WHAT YOU WILL DO: Find and return each line containing "Velocity".

═══ SUPPLIED INFORMATION ═══

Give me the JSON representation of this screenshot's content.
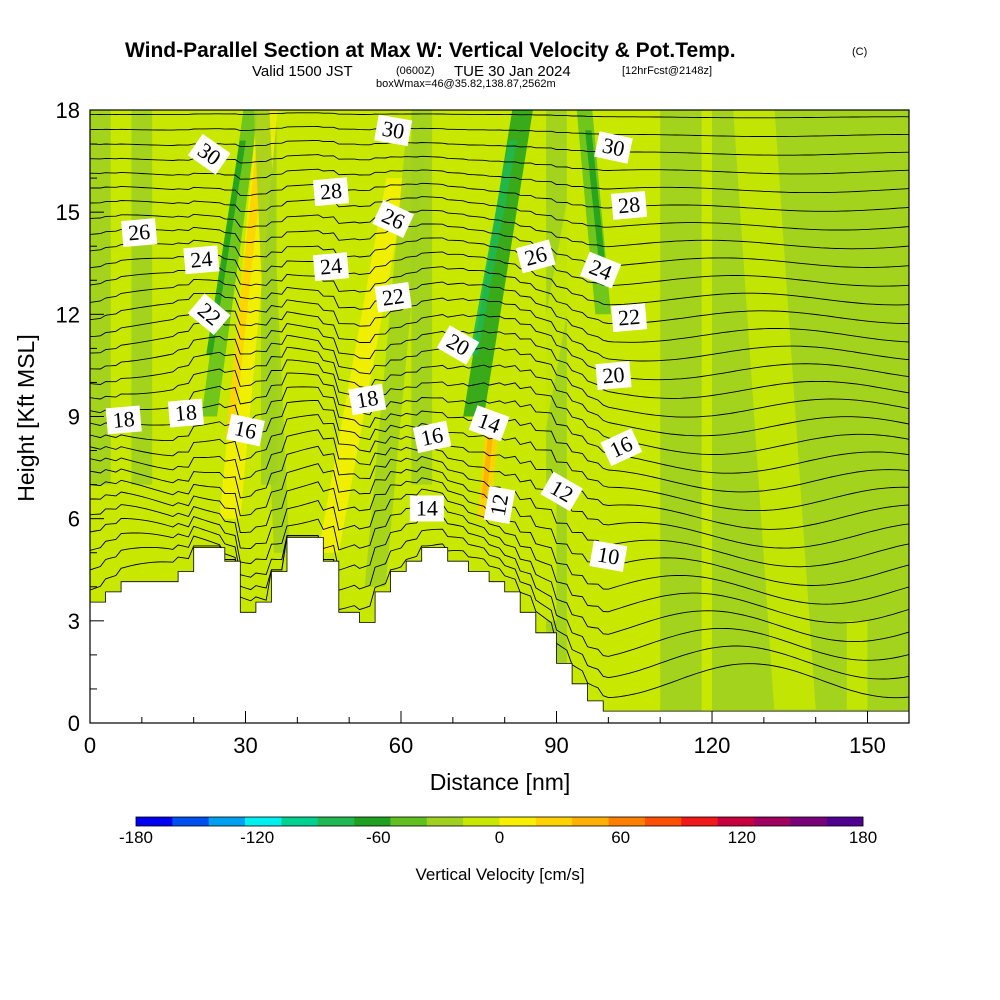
{
  "figure": {
    "title": "Wind-Parallel Section at Max W: Vertical Velocity & Pot.Temp.",
    "title_tag": "(C)",
    "subtitle_valid": "Valid 1500 JST",
    "subtitle_utc": "(0600Z)",
    "subtitle_date": "TUE 30 Jan 2024",
    "subtitle_fcst": "[12hrFcst@2148z]",
    "subtitle_box": "boxWmax=46@35.82,138.87,2562m"
  },
  "chart_data": {
    "type": "heatmap",
    "xlabel": "Distance [nm]",
    "ylabel": "Height [Kft MSL]",
    "xlim": [
      0,
      158
    ],
    "ylim": [
      0,
      18
    ],
    "xticks": [
      0,
      30,
      60,
      90,
      120,
      150
    ],
    "xtick_labels": [
      "0",
      "30",
      "60",
      "90",
      "120",
      "150"
    ],
    "yticks": [
      0,
      3,
      6,
      9,
      12,
      15,
      18
    ],
    "ytick_labels": [
      "0",
      "3",
      "6",
      "9",
      "12",
      "15",
      "18"
    ],
    "colorbar": {
      "title": "Vertical Velocity [cm/s]",
      "min": -180,
      "max": 180,
      "step": 20,
      "tick_values": [
        -180,
        -120,
        -60,
        0,
        60,
        120,
        180
      ],
      "tick_labels": [
        "-180",
        "-120",
        "-60",
        "0",
        "60",
        "120",
        "180"
      ],
      "colors": [
        "#0000f0",
        "#0050f0",
        "#00a0f0",
        "#00f0f0",
        "#00d090",
        "#20b850",
        "#20a020",
        "#60c020",
        "#a0d020",
        "#c8e800",
        "#f8f000",
        "#ffd200",
        "#ffb000",
        "#ff8000",
        "#ff5000",
        "#f01818",
        "#c80040",
        "#a00060",
        "#780078",
        "#500090"
      ]
    },
    "terrain_kft": [
      [
        0,
        3.55
      ],
      [
        3,
        3.55
      ],
      [
        3,
        3.85
      ],
      [
        6,
        3.85
      ],
      [
        6,
        4.15
      ],
      [
        17,
        4.15
      ],
      [
        17,
        4.45
      ],
      [
        20,
        4.45
      ],
      [
        20,
        5.15
      ],
      [
        26,
        5.15
      ],
      [
        26,
        4.75
      ],
      [
        29,
        4.75
      ],
      [
        29,
        3.25
      ],
      [
        32,
        3.25
      ],
      [
        32,
        3.55
      ],
      [
        35,
        3.55
      ],
      [
        35,
        4.45
      ],
      [
        38,
        4.45
      ],
      [
        38,
        5.45
      ],
      [
        45,
        5.45
      ],
      [
        45,
        4.75
      ],
      [
        48,
        4.75
      ],
      [
        48,
        3.25
      ],
      [
        52,
        3.25
      ],
      [
        52,
        2.95
      ],
      [
        55,
        2.95
      ],
      [
        55,
        3.85
      ],
      [
        58,
        3.85
      ],
      [
        58,
        4.45
      ],
      [
        61,
        4.45
      ],
      [
        61,
        4.75
      ],
      [
        64,
        4.75
      ],
      [
        64,
        5.15
      ],
      [
        69,
        5.15
      ],
      [
        69,
        4.75
      ],
      [
        73,
        4.75
      ],
      [
        73,
        4.45
      ],
      [
        77,
        4.45
      ],
      [
        77,
        4.15
      ],
      [
        80,
        4.15
      ],
      [
        80,
        3.85
      ],
      [
        83,
        3.85
      ],
      [
        83,
        3.25
      ],
      [
        86,
        3.25
      ],
      [
        86,
        2.65
      ],
      [
        90,
        2.65
      ],
      [
        90,
        1.75
      ],
      [
        93,
        1.75
      ],
      [
        93,
        1.15
      ],
      [
        96,
        1.15
      ],
      [
        96,
        0.65
      ],
      [
        99,
        0.65
      ],
      [
        99,
        0.35
      ],
      [
        102,
        0.35
      ],
      [
        102,
        0.35
      ],
      [
        158,
        0.35
      ]
    ],
    "w_features": [
      {
        "x": 23,
        "width": 3,
        "z0": 9,
        "z1": 18,
        "value": -30,
        "tilt": 0.3
      },
      {
        "x": 27,
        "width": 4,
        "z0": 6,
        "z1": 18,
        "value": 30,
        "tilt": 0.2
      },
      {
        "x": 37,
        "width": 3,
        "z0": 5,
        "z1": 18,
        "value": -20,
        "tilt": -0.1
      },
      {
        "x": 46,
        "width": 4,
        "z0": 5,
        "z1": 16,
        "value": 25,
        "tilt": 0.4
      },
      {
        "x": 55,
        "width": 4,
        "z0": 4,
        "z1": 17,
        "value": -20,
        "tilt": 0.2
      },
      {
        "x": 74,
        "width": 4,
        "z0": 9,
        "z1": 18,
        "value": -50,
        "tilt": 0.35
      },
      {
        "x": 76,
        "width": 2.5,
        "z0": 6,
        "z1": 9,
        "value": 45,
        "tilt": 0.2
      },
      {
        "x": 84,
        "width": 4,
        "z0": 7,
        "z1": 17,
        "value": 15,
        "tilt": 0.4
      },
      {
        "x": 99,
        "width": 3,
        "z0": 12,
        "z1": 18,
        "value": -40,
        "tilt": -0.2
      },
      {
        "x": 104,
        "width": 4,
        "z0": 9,
        "z1": 18,
        "value": 15,
        "tilt": -0.1
      },
      {
        "x": 136,
        "width": 8,
        "z0": 0.4,
        "z1": 18,
        "value": 8,
        "tilt": -0.15
      },
      {
        "x": 148,
        "width": 4,
        "z0": 0.4,
        "z1": 3,
        "value": 12,
        "tilt": 0
      }
    ],
    "theta_contours": {
      "levels": [
        10,
        12,
        14,
        16,
        18,
        20,
        22,
        24,
        26,
        28,
        30
      ],
      "labels": [
        {
          "text": "30",
          "x": 23,
          "z": 16.7,
          "angle": 35
        },
        {
          "text": "30",
          "x": 58.5,
          "z": 17.4,
          "angle": 10
        },
        {
          "text": "30",
          "x": 101,
          "z": 16.9,
          "angle": 12
        },
        {
          "text": "28",
          "x": 46.5,
          "z": 15.6,
          "angle": -5
        },
        {
          "text": "28",
          "x": 104,
          "z": 15.2,
          "angle": -5
        },
        {
          "text": "26",
          "x": 9.5,
          "z": 14.4,
          "angle": -5
        },
        {
          "text": "26",
          "x": 58.5,
          "z": 14.8,
          "angle": 25
        },
        {
          "text": "26",
          "x": 86,
          "z": 13.7,
          "angle": -15
        },
        {
          "text": "24",
          "x": 21.5,
          "z": 13.6,
          "angle": -5
        },
        {
          "text": "24",
          "x": 46.5,
          "z": 13.4,
          "angle": -5
        },
        {
          "text": "24",
          "x": 98.5,
          "z": 13.3,
          "angle": 22
        },
        {
          "text": "22",
          "x": 23,
          "z": 12.0,
          "angle": 40
        },
        {
          "text": "22",
          "x": 58.5,
          "z": 12.5,
          "angle": -8
        },
        {
          "text": "22",
          "x": 104,
          "z": 11.9,
          "angle": -5
        },
        {
          "text": "20",
          "x": 71,
          "z": 11.1,
          "angle": 30
        },
        {
          "text": "20",
          "x": 101,
          "z": 10.2,
          "angle": -5
        },
        {
          "text": "18",
          "x": 6.5,
          "z": 8.9,
          "angle": -5
        },
        {
          "text": "18",
          "x": 18.5,
          "z": 9.1,
          "angle": -5
        },
        {
          "text": "18",
          "x": 53.5,
          "z": 9.5,
          "angle": -10
        },
        {
          "text": "16",
          "x": 30,
          "z": 8.6,
          "angle": 12
        },
        {
          "text": "16",
          "x": 66,
          "z": 8.4,
          "angle": -12
        },
        {
          "text": "16",
          "x": 102.5,
          "z": 8.1,
          "angle": -25
        },
        {
          "text": "14",
          "x": 65,
          "z": 6.3,
          "angle": 0
        },
        {
          "text": "14",
          "x": 77,
          "z": 8.8,
          "angle": 20
        },
        {
          "text": "12",
          "x": 79,
          "z": 6.4,
          "angle": -80
        },
        {
          "text": "12",
          "x": 91,
          "z": 6.8,
          "angle": 30
        },
        {
          "text": "10",
          "x": 100,
          "z": 4.9,
          "angle": 10
        }
      ]
    }
  }
}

═══

RESULT OF THE EXERCISE:
    "title": "Wind-Parallel Section at Max W: Vertical Velocity & Pot.Temp.",
      "title": "Vertical Velocity [cm/s]",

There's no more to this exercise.